* Start Task input *
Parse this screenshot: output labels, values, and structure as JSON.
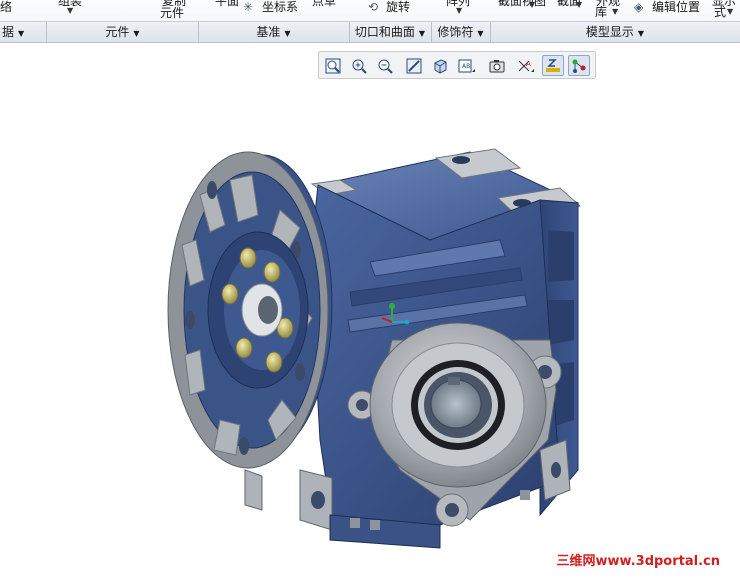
{
  "ribbon": {
    "cut_labels": [
      "组合",
      "组装",
      "元件",
      "平面",
      "坐标系",
      "基准",
      "旋转",
      "阵列",
      "截面视图",
      "截面",
      "库",
      "编辑位置",
      "显示样式"
    ],
    "partial": {
      "p0": "",
      "p1": "",
      "p2": "元件",
      "p3": "坐标系",
      "p4": "",
      "p5": "旋转",
      "p6": "",
      "p7": "库",
      "p8": "编辑位置",
      "p9": "式"
    },
    "groups": {
      "data": "据",
      "component": "元件",
      "datum": "基准",
      "cut_surface": "切口和曲面",
      "modifiers": "修饰符",
      "model_display": "模型显示"
    }
  },
  "view_toolbar": {
    "buttons": [
      {
        "name": "refit",
        "icon": "zoom-to-fit-icon",
        "active": false
      },
      {
        "name": "zoom-in",
        "icon": "zoom-in-icon",
        "active": false
      },
      {
        "name": "zoom-out",
        "icon": "zoom-out-icon",
        "active": false
      },
      {
        "name": "repaint",
        "icon": "repaint-icon",
        "active": false
      },
      {
        "name": "display-style",
        "icon": "display-style-icon",
        "active": false
      },
      {
        "name": "saved-orientations",
        "icon": "saved-views-icon",
        "active": false
      },
      {
        "name": "view-manager",
        "icon": "view-manager-icon",
        "active": false
      },
      {
        "name": "datum-display",
        "icon": "datum-display-icon",
        "active": false
      },
      {
        "name": "annotation-display",
        "icon": "annotation-display-icon",
        "active": true
      },
      {
        "name": "spin-center",
        "icon": "spin-center-icon",
        "active": true
      }
    ]
  },
  "model": {
    "description_icon": "worm-gear-reducer-model",
    "body_color": "#3b5488",
    "flange_color": "#8e949b",
    "bolt_color": "#c9c07a"
  },
  "watermark": "三维网www.3dportal.cn"
}
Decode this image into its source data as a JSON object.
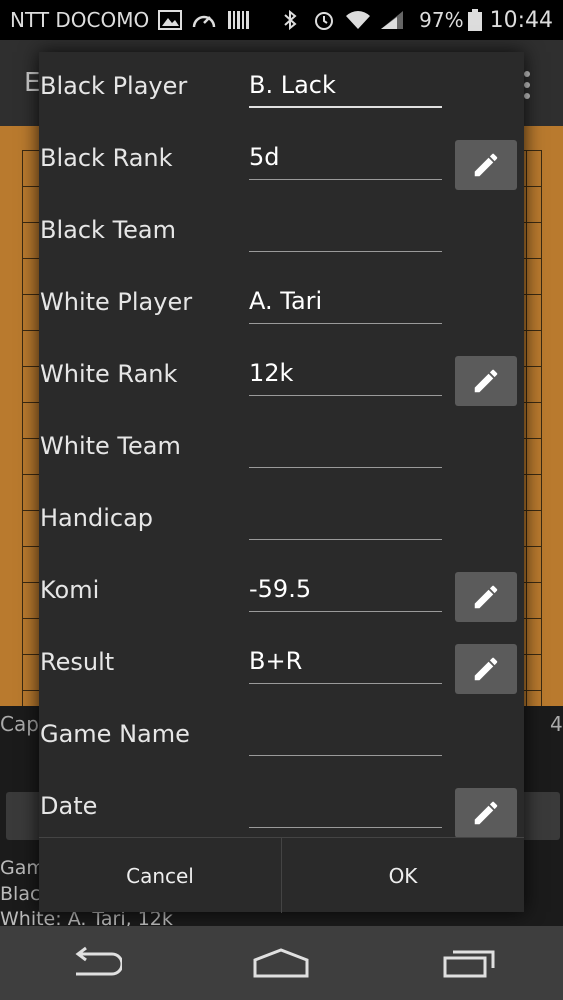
{
  "status_bar": {
    "carrier": "NTT DOCOMO",
    "battery": "97%",
    "time": "10:44"
  },
  "background": {
    "title_fragment": "E",
    "captured_fragment": "Cap",
    "captured_number": "4",
    "info_lines": [
      "Gam",
      "Blac",
      "White: A. Tari, 12k"
    ]
  },
  "dialog": {
    "fields": [
      {
        "label": "Black Player",
        "value": "B. Lack",
        "has_edit": false
      },
      {
        "label": "Black Rank",
        "value": "5d",
        "has_edit": true
      },
      {
        "label": "Black Team",
        "value": "",
        "has_edit": false
      },
      {
        "label": "White Player",
        "value": "A. Tari",
        "has_edit": false
      },
      {
        "label": "White Rank",
        "value": "12k",
        "has_edit": true
      },
      {
        "label": "White Team",
        "value": "",
        "has_edit": false
      },
      {
        "label": "Handicap",
        "value": "",
        "has_edit": false
      },
      {
        "label": "Komi",
        "value": "-59.5",
        "has_edit": true
      },
      {
        "label": "Result",
        "value": "B+R",
        "has_edit": true
      },
      {
        "label": "Game Name",
        "value": "",
        "has_edit": false
      },
      {
        "label": "Date",
        "value": "",
        "has_edit": true
      }
    ],
    "cancel_label": "Cancel",
    "ok_label": "OK"
  },
  "icons": {
    "edit": "pencil-icon",
    "back": "back-arrow-icon",
    "home": "home-icon",
    "recents": "recent-apps-icon"
  },
  "colors": {
    "dialog_bg": "#2a2a2a",
    "board": "#b97a2e",
    "edit_button": "#5b5b5b"
  }
}
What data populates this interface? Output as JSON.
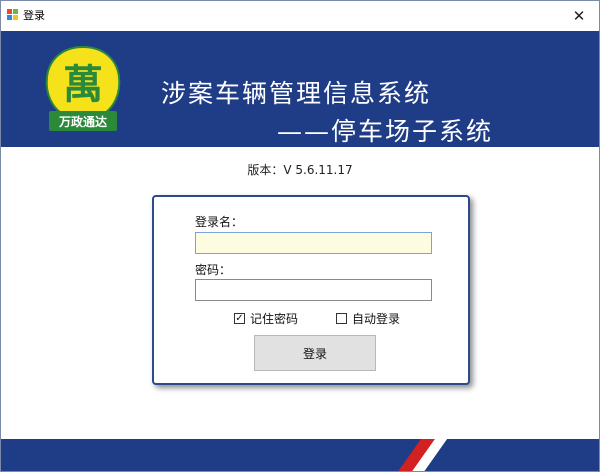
{
  "window": {
    "title": "登录",
    "close_glyph": "✕"
  },
  "banner": {
    "title_line1": "涉案车辆管理信息系统",
    "title_line2": "——停车场子系统",
    "logo_char": "萬",
    "logo_text": "万政通达"
  },
  "version": "版本：V 5.6.11.17",
  "login": {
    "username_label": "登录名：",
    "username_value": "",
    "password_label": "密码：",
    "password_value": "",
    "remember_label": "记住密码",
    "remember_checked": true,
    "auto_login_label": "自动登录",
    "auto_login_checked": false,
    "submit_label": "登录"
  },
  "colors": {
    "banner_blue": "#1f3c86",
    "accent_red": "#d32020",
    "panel_border": "#2d4a8e",
    "logo_yellow": "#f5e21b",
    "logo_green": "#2a8a3a"
  },
  "icons": {
    "app": "windows-app-icon",
    "close": "close-icon",
    "checkbox_checked": "checkbox-checked-icon",
    "checkbox_unchecked": "checkbox-unchecked-icon"
  }
}
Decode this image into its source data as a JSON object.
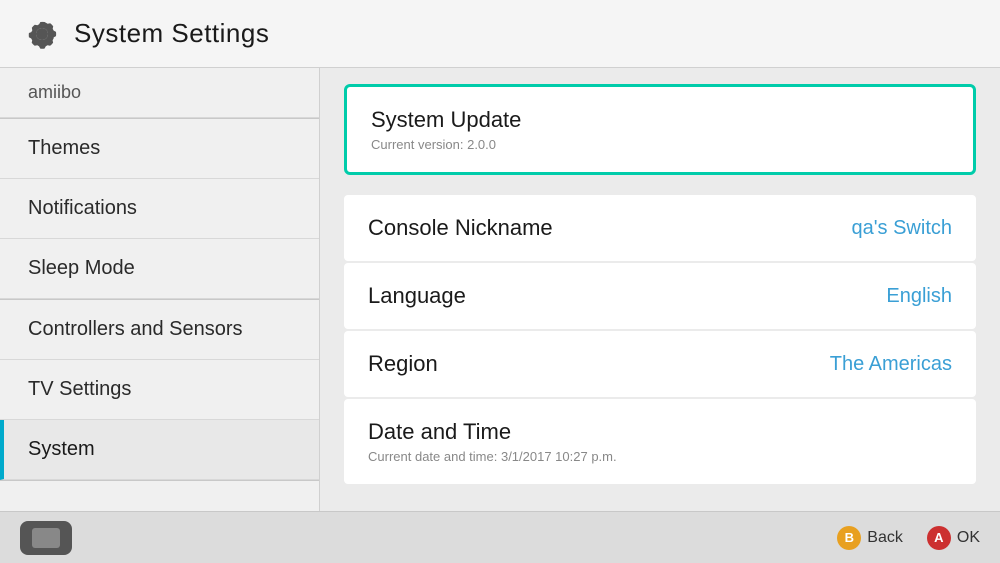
{
  "header": {
    "title": "System Settings",
    "icon": "gear"
  },
  "sidebar": {
    "items": [
      {
        "id": "amiibo",
        "label": "amiibo",
        "active": false,
        "group": 0
      },
      {
        "id": "themes",
        "label": "Themes",
        "active": false,
        "group": 1
      },
      {
        "id": "notifications",
        "label": "Notifications",
        "active": false,
        "group": 1
      },
      {
        "id": "sleep-mode",
        "label": "Sleep Mode",
        "active": false,
        "group": 1
      },
      {
        "id": "controllers-sensors",
        "label": "Controllers and Sensors",
        "active": false,
        "group": 2
      },
      {
        "id": "tv-settings",
        "label": "TV Settings",
        "active": false,
        "group": 2
      },
      {
        "id": "system",
        "label": "System",
        "active": true,
        "group": 2
      }
    ]
  },
  "content": {
    "items": [
      {
        "id": "system-update",
        "title": "System Update",
        "subtitle": "Current version: 2.0.0",
        "value": "",
        "selected": true
      },
      {
        "id": "console-nickname",
        "title": "Console Nickname",
        "subtitle": "",
        "value": "qa's Switch",
        "selected": false
      },
      {
        "id": "language",
        "title": "Language",
        "subtitle": "",
        "value": "English",
        "selected": false
      },
      {
        "id": "region",
        "title": "Region",
        "subtitle": "",
        "value": "The Americas",
        "selected": false
      },
      {
        "id": "date-and-time",
        "title": "Date and Time",
        "subtitle": "Current date and time: 3/1/2017 10:27 p.m.",
        "value": "",
        "selected": false
      }
    ]
  },
  "footer": {
    "back_label": "Back",
    "ok_label": "OK",
    "b_key": "B",
    "a_key": "A"
  }
}
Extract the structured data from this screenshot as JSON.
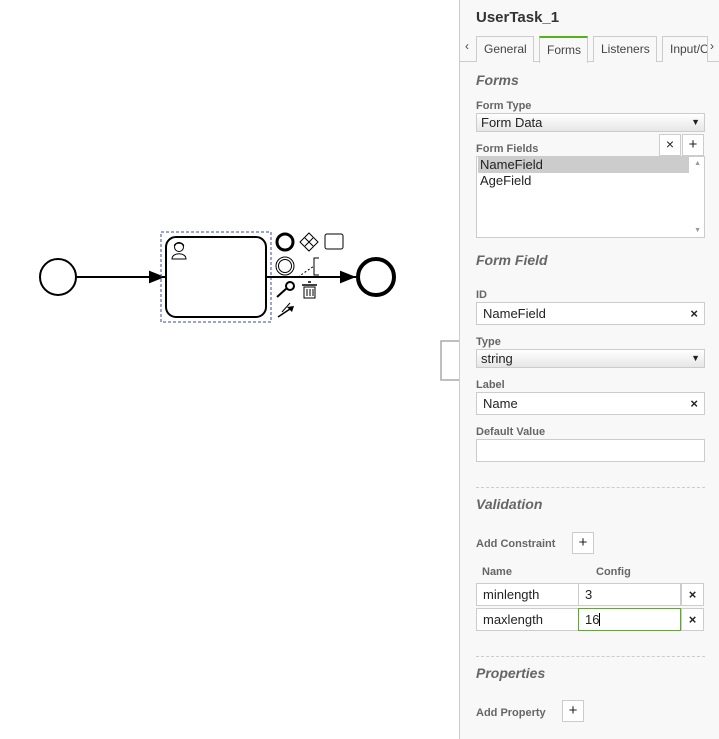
{
  "panel": {
    "title": "UserTask_1",
    "tabs": [
      {
        "label": "General"
      },
      {
        "label": "Forms"
      },
      {
        "label": "Listeners"
      },
      {
        "label": "Input/O"
      }
    ],
    "tab_prev": "‹",
    "tab_next": "›",
    "forms": {
      "section_title": "Forms",
      "form_type_label": "Form Type",
      "form_type_value": "Form Data",
      "form_fields_label": "Form Fields",
      "form_fields": [
        "NameField",
        "AgeField"
      ],
      "remove_label": "×",
      "add_label": "+"
    },
    "form_field": {
      "section_title": "Form Field",
      "id_label": "ID",
      "id_value": "NameField",
      "type_label": "Type",
      "type_value": "string",
      "label_label": "Label",
      "label_value": "Name",
      "default_label": "Default Value",
      "default_value": "",
      "clear_label": "×"
    },
    "validation": {
      "section_title": "Validation",
      "add_constraint_label": "Add Constraint",
      "add_label": "+",
      "col_name": "Name",
      "col_config": "Config",
      "rows": [
        {
          "name": "minlength",
          "config": "3"
        },
        {
          "name": "maxlength",
          "config": "16"
        }
      ],
      "remove_label": "×"
    },
    "properties": {
      "section_title": "Properties",
      "add_property_label": "Add Property",
      "add_label": "+"
    }
  },
  "colors": {
    "accent": "#52b415",
    "selection": "#cccccc",
    "dashed_selection": "#3a4a9c"
  },
  "icons": [
    "user-icon",
    "end-event-icon",
    "gateway-icon",
    "task-icon",
    "intermediate-event-icon",
    "text-annotation-icon",
    "wrench-icon",
    "trash-icon",
    "connect-arrow-icon"
  ]
}
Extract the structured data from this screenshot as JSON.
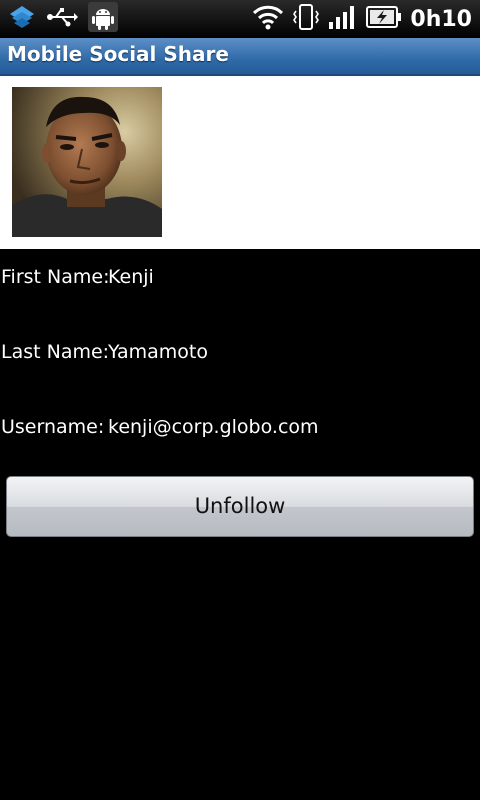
{
  "status_bar": {
    "time": "0h10",
    "left_icons": [
      "dropbox-icon",
      "usb-icon",
      "android-debug-icon"
    ],
    "right_icons": [
      "wifi-icon",
      "vibrate-icon",
      "signal-icon",
      "battery-charging-icon"
    ]
  },
  "app": {
    "title": "Mobile Social Share"
  },
  "profile": {
    "avatar_alt": "profile-photo",
    "fields": [
      {
        "label": "First Name:",
        "value": "Kenji"
      },
      {
        "label": "Last Name:",
        "value": "Yamamoto"
      },
      {
        "label": "Username:",
        "value": "kenji@corp.globo.com"
      }
    ]
  },
  "actions": {
    "unfollow_label": "Unfollow"
  },
  "colors": {
    "titlebar": "#2f6aa8",
    "background": "#000000",
    "photo_background": "#ffffff"
  }
}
* End Task input *
> Your objective
State how many lines of the listing include the word "style". Reply with the number alone.

> Answer below
2